Report, as a bare number, how many lines contain the string "Water".

--- start of Records shown ---

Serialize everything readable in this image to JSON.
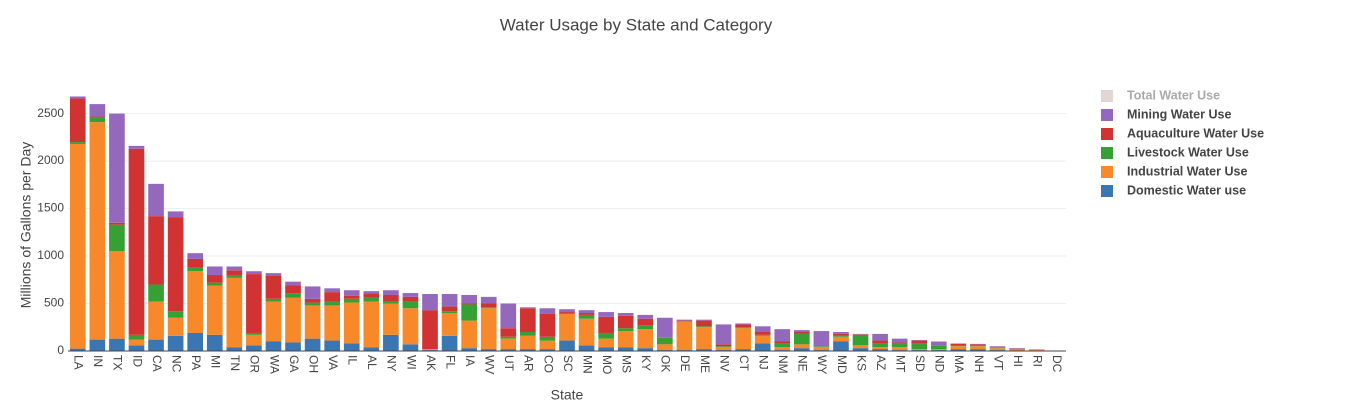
{
  "chart_data": {
    "type": "stacked_bar",
    "title": "Water Usage by State and Category",
    "x_label": "State",
    "y_label": "Millions of Gallons per Day",
    "categories": [
      "LA",
      "IN",
      "TX",
      "ID",
      "CA",
      "NC",
      "PA",
      "MI",
      "TN",
      "OR",
      "WA",
      "GA",
      "OH",
      "VA",
      "IL",
      "AL",
      "NY",
      "WI",
      "AK",
      "FL",
      "IA",
      "WV",
      "UT",
      "AR",
      "CO",
      "SC",
      "MN",
      "MO",
      "MS",
      "KY",
      "OK",
      "DE",
      "ME",
      "NV",
      "CT",
      "NJ",
      "NM",
      "NE",
      "WY",
      "MD",
      "KS",
      "AZ",
      "MT",
      "SD",
      "ND",
      "MA",
      "NH",
      "VT",
      "HI",
      "RI",
      "DC"
    ],
    "series": [
      {
        "name": "Domestic Water use",
        "color": "#3a76b1",
        "values": [
          25,
          120,
          130,
          60,
          120,
          160,
          190,
          170,
          40,
          60,
          100,
          90,
          130,
          110,
          80,
          40,
          170,
          70,
          10,
          160,
          30,
          20,
          20,
          20,
          20,
          110,
          60,
          40,
          40,
          30,
          10,
          10,
          20,
          10,
          20,
          80,
          10,
          30,
          10,
          100,
          30,
          20,
          10,
          10,
          10,
          20,
          20,
          10,
          5,
          5,
          2
        ]
      },
      {
        "name": "Industrial Water Use",
        "color": "#f7892b",
        "values": [
          2155,
          2290,
          920,
          60,
          400,
          190,
          650,
          520,
          730,
          110,
          420,
          470,
          350,
          370,
          430,
          480,
          330,
          380,
          10,
          240,
          290,
          430,
          110,
          140,
          90,
          280,
          280,
          90,
          170,
          200,
          60,
          300,
          230,
          30,
          220,
          80,
          30,
          40,
          30,
          50,
          30,
          20,
          30,
          10,
          10,
          30,
          30,
          20,
          10,
          5,
          2
        ]
      },
      {
        "name": "Livestock Water Use",
        "color": "#36a035",
        "values": [
          20,
          50,
          280,
          50,
          180,
          70,
          40,
          30,
          30,
          20,
          30,
          50,
          30,
          40,
          40,
          40,
          20,
          70,
          0,
          20,
          170,
          10,
          20,
          40,
          40,
          10,
          40,
          60,
          30,
          40,
          70,
          5,
          10,
          10,
          10,
          10,
          40,
          110,
          10,
          10,
          110,
          40,
          40,
          60,
          40,
          5,
          5,
          5,
          5,
          0,
          0
        ]
      },
      {
        "name": "Aquaculture Water Use",
        "color": "#d13232",
        "values": [
          460,
          10,
          20,
          1960,
          720,
          990,
          90,
          80,
          50,
          620,
          240,
          80,
          40,
          100,
          30,
          40,
          70,
          50,
          410,
          50,
          10,
          40,
          90,
          250,
          240,
          10,
          20,
          170,
          130,
          70,
          0,
          5,
          60,
          20,
          30,
          30,
          20,
          20,
          0,
          20,
          5,
          30,
          10,
          30,
          0,
          20,
          15,
          5,
          5,
          5,
          0
        ]
      },
      {
        "name": "Mining Water Use",
        "color": "#9468bd",
        "values": [
          20,
          130,
          1150,
          30,
          340,
          60,
          60,
          90,
          40,
          30,
          30,
          40,
          130,
          40,
          60,
          30,
          50,
          40,
          170,
          130,
          90,
          70,
          260,
          10,
          60,
          30,
          30,
          50,
          30,
          40,
          210,
          10,
          10,
          210,
          10,
          60,
          130,
          20,
          160,
          20,
          5,
          70,
          40,
          5,
          40,
          5,
          5,
          10,
          5,
          0,
          0
        ]
      }
    ],
    "hidden_legend": [
      {
        "name": "Total Water Use",
        "color": "#c8aca8"
      }
    ],
    "ylim": [
      0,
      2780
    ],
    "yticks": [
      0,
      500,
      1000,
      1500,
      2000,
      2500
    ],
    "grid": true,
    "legend": "right"
  }
}
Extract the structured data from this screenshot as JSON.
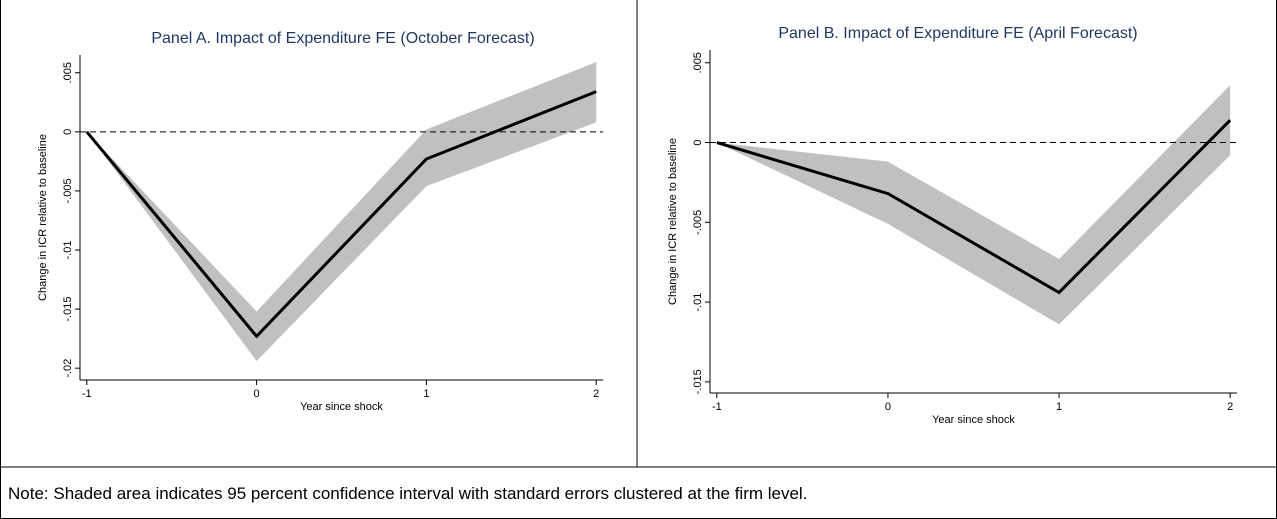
{
  "chart_data": [
    {
      "type": "line",
      "title": "Panel A. Impact of Expenditure FE (October Forecast)",
      "x_label": "Year since shock",
      "y_label": "Change in ICR relative to baseline",
      "x": [
        -1,
        0,
        1,
        2
      ],
      "values": [
        0,
        -0.0173,
        -0.0023,
        0.0034
      ],
      "ci_lower": [
        0,
        -0.0194,
        -0.0046,
        0.0008
      ],
      "ci_upper": [
        0,
        -0.0152,
        0.0002,
        0.0059
      ],
      "color": "#000000",
      "band_color": "#c0c0c0",
      "reference_line": 0,
      "xlim": [
        -1.04,
        2.04
      ],
      "xticks": [
        -1,
        0,
        1,
        2
      ],
      "ylim": [
        -0.021,
        0.0065
      ],
      "yticks": [
        {
          "value": 0.005,
          "label": ".005"
        },
        0,
        {
          "value": -0.005,
          "label": "-.005"
        },
        {
          "value": -0.01,
          "label": "-.01"
        },
        {
          "value": -0.015,
          "label": "-.015"
        },
        {
          "value": -0.02,
          "label": "-.02"
        }
      ]
    },
    {
      "type": "line",
      "title": "Panel B. Impact of Expenditure FE (April Forecast)",
      "x_label": "Year since shock",
      "y_label": "Change in ICR relative to baseline",
      "x": [
        -1,
        0,
        1,
        2
      ],
      "values": [
        0,
        -0.0032,
        -0.0094,
        0.0014
      ],
      "ci_lower": [
        0,
        -0.0051,
        -0.0114,
        -0.0008
      ],
      "ci_upper": [
        0,
        -0.0012,
        -0.0073,
        0.0036
      ],
      "color": "#000000",
      "band_color": "#c0c0c0",
      "reference_line": 0,
      "xlim": [
        -1.04,
        2.04
      ],
      "xticks": [
        -1,
        0,
        1,
        2
      ],
      "ylim": [
        -0.0157,
        0.0058
      ],
      "yticks": [
        {
          "value": 0.005,
          "label": ".005"
        },
        0,
        {
          "value": -0.005,
          "label": "-.005"
        },
        {
          "value": -0.01,
          "label": "-.01"
        },
        {
          "value": -0.015,
          "label": "-.015"
        }
      ]
    }
  ],
  "note": "Note: Shaded area indicates 95 percent confidence interval with standard errors clustered at the firm level."
}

--- end of Records shown ---

Full response. 7